→ Request: Copy each line containing the word "наличии" from the records that follow, please.
>> START Data extract
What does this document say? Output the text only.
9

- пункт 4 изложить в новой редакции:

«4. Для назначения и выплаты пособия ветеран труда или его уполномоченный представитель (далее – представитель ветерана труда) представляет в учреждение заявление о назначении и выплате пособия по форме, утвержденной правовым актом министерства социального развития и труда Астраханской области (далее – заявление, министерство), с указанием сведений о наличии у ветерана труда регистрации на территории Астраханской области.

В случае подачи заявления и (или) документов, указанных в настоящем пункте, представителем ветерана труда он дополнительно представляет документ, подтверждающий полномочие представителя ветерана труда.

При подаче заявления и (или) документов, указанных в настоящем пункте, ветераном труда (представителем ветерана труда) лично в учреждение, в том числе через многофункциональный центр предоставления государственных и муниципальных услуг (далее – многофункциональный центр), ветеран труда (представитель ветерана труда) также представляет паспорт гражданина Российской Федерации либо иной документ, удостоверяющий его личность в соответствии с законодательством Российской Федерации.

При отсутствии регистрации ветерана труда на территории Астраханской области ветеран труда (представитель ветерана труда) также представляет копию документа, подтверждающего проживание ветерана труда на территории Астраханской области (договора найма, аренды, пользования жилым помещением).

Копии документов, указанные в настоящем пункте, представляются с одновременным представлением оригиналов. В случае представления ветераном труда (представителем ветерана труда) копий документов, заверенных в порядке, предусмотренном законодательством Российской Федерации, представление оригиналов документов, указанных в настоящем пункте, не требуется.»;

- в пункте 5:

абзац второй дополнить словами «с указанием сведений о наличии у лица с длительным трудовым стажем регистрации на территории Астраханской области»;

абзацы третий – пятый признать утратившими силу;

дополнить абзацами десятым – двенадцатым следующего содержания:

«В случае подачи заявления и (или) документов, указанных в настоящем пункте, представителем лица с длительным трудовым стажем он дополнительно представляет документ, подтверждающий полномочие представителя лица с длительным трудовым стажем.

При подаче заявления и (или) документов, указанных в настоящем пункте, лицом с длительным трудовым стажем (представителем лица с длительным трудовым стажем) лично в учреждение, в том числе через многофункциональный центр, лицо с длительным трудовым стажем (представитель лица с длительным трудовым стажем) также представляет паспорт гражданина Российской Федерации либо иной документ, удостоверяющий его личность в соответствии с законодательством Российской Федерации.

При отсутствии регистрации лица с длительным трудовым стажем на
>> END Data extract
→ Expected output:
«4. Для назначения и выплаты пособия ветеран труда или его уполномоченный представитель (далее – представитель ветерана труда) представляет в учреждение заявление о назначении и выплате пособия по форме, утвержденной правовым актом министерства социального развития и труда Астраханской области (далее – заявление, министерство), с указанием сведений о наличии у ветерана труда регистрации на территории Астраханской области.
абзац второй дополнить словами «с указанием сведений о наличии у лица с длительным трудовым стажем регистрации на территории Астраханской области»;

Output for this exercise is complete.